Directions for this task:
Write out the data below exactly as given, without any of its pictures.
─── Records to process ───
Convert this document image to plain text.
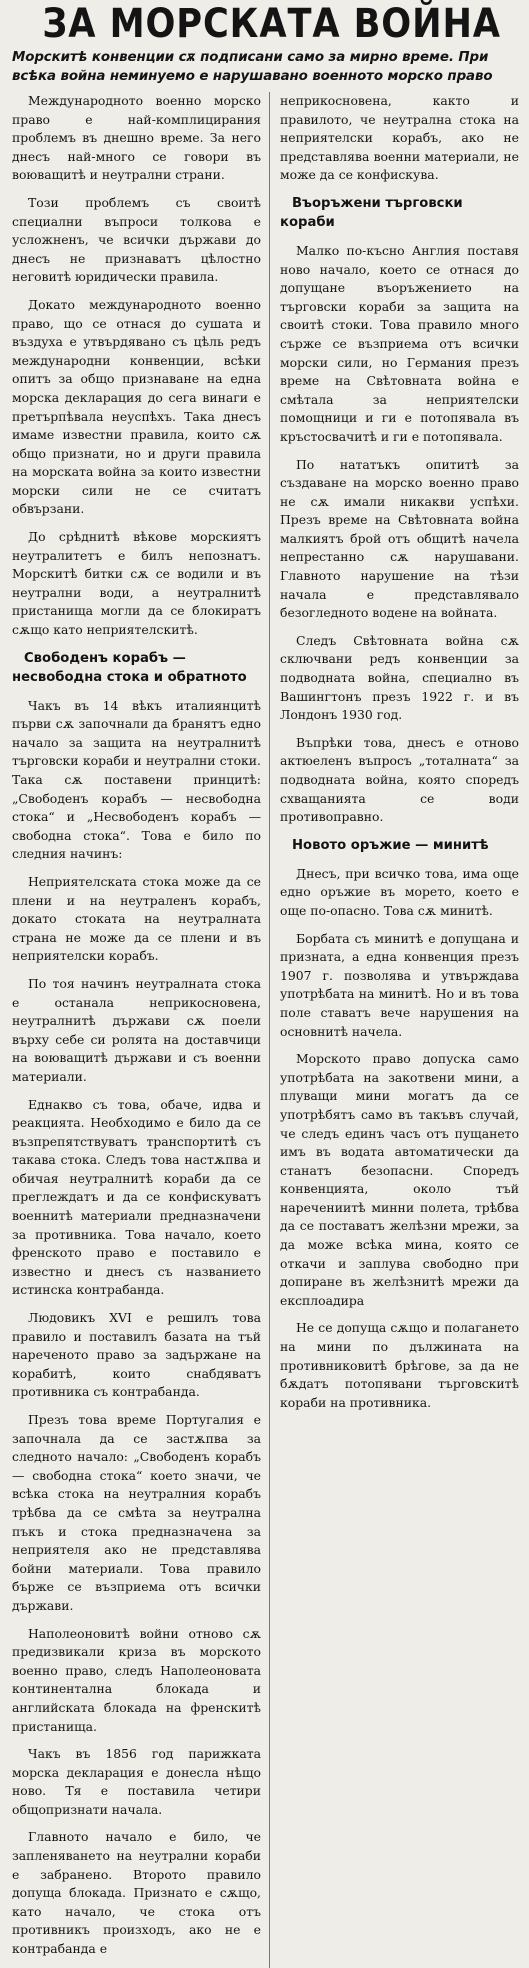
ЗА МОРСКАТА ВОЙНА
Морскитѣ конвенции сѫ подписани само за мирно време. При всѣка война неминуемо е нарушавано военното морско право

Международното военно морско право е най-комплицирания проблемъ въ днешно време. За него днесъ най-много се говори въ воюващитѣ и неутрални страни.

Този проблемъ съ своитѣ специални въпроси толкова е усложненъ, че всички държави до днесъ не признаватъ цѣлостно неговитѣ юридически правила.

Докато международното военно право, що се отнася до сушата и въздуха е утвърдявано съ цѣль редъ международни конвенции, всѣки опитъ за общо признаване на една морска декларация до сега винаги е претърпѣвала неуспѣхъ. Така днесъ имаме известни правила, които сѫ общо признати, но и други правила на морската война за които известни морски сили не се считатъ обвързани.

До срѣднитѣ вѣкове морскиятъ неутралитетъ е билъ непознатъ. Морскитѣ битки сѫ се водили и въ неутрални води, а неутралнитѣ пристанища могли да се блокиратъ сѫщо като неприятелскитѣ.

Свободенъ корабъ — несвободна стока и обратното

Чакъ въ 14 вѣкъ италиянцитѣ първи сѫ започнали да бранятъ едно начало за защита на неутралнитѣ търговски кораби и неутрални стоки. Така сѫ поставени принцитѣ: „Свободенъ корабъ — несвободна стока“ и „Несвободенъ корабъ — свободна стока“. Това е било по следния начинъ:

Неприятелската стока може да се плени и на неутраленъ корабъ, докато стоката на неутралната страна не може да се плени и въ неприятелски корабъ.

По тоя начинъ неутралната стока е останала неприкосновена, неутралнитѣ държави сѫ поели върху себе си ролята на доставчици на воюващитѣ държави и съ военни материали.

Еднакво съ това, обаче, идва и реакцията. Необходимо е било да се възпрепятствуватъ транспортитѣ съ такава стока. Следъ това настѫпва и обичая неутралнитѣ кораби да се преглеждатъ и да се конфискуватъ военнитѣ материали предназначени за противника. Това начало, което френското право е поставило е известно и днесъ съ названието истинска контрабанда.

Людовикъ XVI е решилъ това правило и поставилъ базата на тъй нареченото право за задържане на корабитѣ, които снабдяватъ противника съ контрабанда.

Презъ това време Португалия е започнала да се застѫпва за следното начало: „Свободенъ корабъ — свободна стока“ което значи, че всѣка стока на неутралния корабъ трѣбва да се смѣта за неутрална пъкъ и стока предназначена за неприятеля ако не представлява бойни материали. Това правило бърже се възприема отъ всички държави.

Наполеоновитѣ войни отново сѫ предизвикали криза въ морското военно право, следъ Наполеоновата континентална блокада и английската блокада на френскитѣ пристанища.

Чакъ въ 1856 год парижката морска декларация е донесла нѣщо ново. Тя е поставила четири общопризнати начала.

Главното начало е било, че запленяването на неутрални кораби е забранено. Второто правило допуща блокада. Признато е сѫщо, като начало, че стока отъ противникъ произходъ, ако не е контрабанда е

неприкосновена, както и правилото, че неутрална стока на неприятелски корабъ, ако не представлява военни материали, не може да се конфискува.

Въоръжени търговски кораби

Малко по-късно Англия поставя ново начало, което се отнася до допущане въоръжението на търговски кораби за защита на своитѣ стоки. Това правило много сърже се възприема отъ всички морски сили, но Германия презъ време на Свѣтовната война е смѣтала за неприятелски помощници и ги е потопявала въ кръстосвачитѣ и ги е потопявала.

По нататъкъ опититѣ за създаване на морско военно право не сѫ имали никакви успѣхи. Презъ време на Свѣтовната война малкиятъ брой отъ общитѣ начела непрестанно сѫ нарушавани. Главното нарушение на тѣзи начала е представлявало безогледното водене на войната.

Следъ Свѣтовната война сѫ сключвани редъ конвенции за подводната война, специално въ Вашингтонъ презъ 1922 г. и въ Лондонъ 1930 год.

Въпрѣки това, днесъ е отново актюеленъ въпросъ „тоталната“ за подводната война, която споредъ схващанията се води противоправно.

Новото оръжие — минитѣ

Днесъ, при всичко това, има още едно оръжие въ морето, което е още по-опасно. Това сѫ минитѣ.

Борбата съ минитѣ е допущана и призната, а една конвенция презъ 1907 г. позволява и утвърждава употрѣбата на минитѣ. Но и въ това поле ставатъ вече нарушения на основнитѣ начела.

Морското право допуска само употрѣбата на закотвени мини, а плуващи мини могатъ да се употрѣбятъ само въ такъвъ случай, че следъ единъ часъ отъ пущането имъ въ водата автоматически да станатъ безопасни. Споредъ конвенцията, около тъй наречениитѣ минни полета, трѣбва да се поставатъ желѣзни мрежи, за да може всѣка мина, която се откачи и заплува свободно при допиране въ желѣзнитѣ мрежи да експлоадира

Не се допуща сѫщо и полагането на мини по дължината на противниковитѣ брѣгове, за да не бѫдатъ потопявани търговскитѣ кораби на противника.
───
Exercise response:
Convert this document image to plain text.
ЗА МОРСКАТА ВОЙНА
Морскитѣ конвенции сѫ подписани само за мирно време. При всѣка война неминуемо е нарушавано военното морско право

Международното военно морско право е най-комплицирания проблемъ въ днешно време. За него днесъ най-много се говори въ воюващитѣ и неутрални страни.

Този проблемъ съ своитѣ специални въпроси толкова е усложненъ, че всички държави до днесъ не признаватъ цѣлостно неговитѣ юридически правила.

Докато международното военно право, що се отнася до сушата и въздуха е утвърдявано съ цѣль редъ международни конвенции, всѣки опитъ за общо признаване на една морска декларация до сега винаги е претърпѣвала неуспѣхъ. Така днесъ имаме известни правила, които сѫ общо признати, но и други правила на морската война за които известни морски сили не се считатъ обвързани.

До срѣднитѣ вѣкове морскиятъ неутралитетъ е билъ непознатъ. Морскитѣ битки сѫ се водили и въ неутрални води, а неутралнитѣ пристанища могли да се блокиратъ сѫщо като неприятелскитѣ.

Свободенъ корабъ — несвободна стока и обратното

Чакъ въ 14 вѣкъ италиянцитѣ първи сѫ започнали да бранятъ едно начало за защита на неутралнитѣ търговски кораби и неутрални стоки. Така сѫ поставени принцитѣ: „Свободенъ корабъ — несвободна стока“ и „Несвободенъ корабъ — свободна стока“. Това е било по следния начинъ:

Неприятелската стока може да се плени и на неутраленъ корабъ, докато стоката на неутралната страна не може да се плени и въ неприятелски корабъ.

По тоя начинъ неутралната стока е останала неприкосновена, неутралнитѣ държави сѫ поели върху себе си ролята на доставчици на воюващитѣ държави и съ военни материали.

Еднакво съ това, обаче, идва и реакцията. Необходимо е било да се възпрепятствуватъ транспортитѣ съ такава стока. Следъ това настѫпва и обичая неутралнитѣ кораби да се преглеждатъ и да се конфискуватъ военнитѣ материали предназначени за противника. Това начало, което френското право е поставило е известно и днесъ съ названието истинска контрабанда.

Людовикъ XVI е решилъ това правило и поставилъ базата на тъй нареченото право за задържане на корабитѣ, които снабдяватъ противника съ контрабанда.

Презъ това време Португалия е започнала да се застѫпва за следното начало: „Свободенъ корабъ — свободна стока“ което значи, че всѣка стока на неутралния корабъ трѣбва да се смѣта за неутрална пъкъ и стока предназначена за неприятеля ако не представлява бойни материали. Това правило бърже се възприема отъ всички държави.

Наполеоновитѣ войни отново сѫ предизвикали криза въ морското военно право, следъ Наполеоновата континентална блокада и английската блокада на френскитѣ пристанища.

Чакъ въ 1856 год парижката морска декларация е донесла нѣщо ново. Тя е поставила четири общопризнати начала.

Главното начало е било, че запленяването на неутрални кораби е забранено. Второто правило допуща блокада. Признато е сѫщо, като начало, че стока отъ противникъ произходъ, ако не е контрабанда е

неприкосновена, както и правилото, че неутрална стока на неприятелски корабъ, ако не представлява военни материали, не може да се конфискува.

Въоръжени търговски кораби

Малко по-късно Англия поставя ново начало, което се отнася до допущане въоръжението на търговски кораби за защита на своитѣ стоки. Това правило много сърже се възприема отъ всички морски сили, но Германия презъ време на Свѣтовната война е смѣтала за неприятелски помощници и ги е потопявала въ кръстосвачитѣ и ги е потопявала.

По нататъкъ опититѣ за създаване на морско военно право не сѫ имали никакви успѣхи. Презъ време на Свѣтовната война малкиятъ брой отъ общитѣ начела непрестанно сѫ нарушавани. Главното нарушение на тѣзи начала е представлявало безогледното водене на войната.

Следъ Свѣтовната война сѫ сключвани редъ конвенции за подводната война, специално въ Вашингтонъ презъ 1922 г. и въ Лондонъ 1930 год.

Въпрѣки това, днесъ е отново актюеленъ въпросъ „тоталната“ за подводната война, която споредъ схващанията се води противоправно.

Новото оръжие — минитѣ

Днесъ, при всичко това, има още едно оръжие въ морето, което е още по-опасно. Това сѫ минитѣ.

Борбата съ минитѣ е допущана и призната, а една конвенция презъ 1907 г. позволява и утвърждава употрѣбата на минитѣ. Но и въ това поле ставатъ вече нарушения на основнитѣ начела.

Морското право допуска само употрѣбата на закотвени мини, а плуващи мини могатъ да се употрѣбятъ само въ такъвъ случай, че следъ единъ часъ отъ пущането имъ въ водата автоматически да станатъ безопасни. Споредъ конвенцията, около тъй наречениитѣ минни полета, трѣбва да се поставатъ желѣзни мрежи, за да може всѣка мина, която се откачи и заплува свободно при допиране въ желѣзнитѣ мрежи да експлоадира

Не се допуща сѫщо и полагането на мини по дължината на противниковитѣ брѣгове, за да не бѫдатъ потопявани търговскитѣ кораби на противника.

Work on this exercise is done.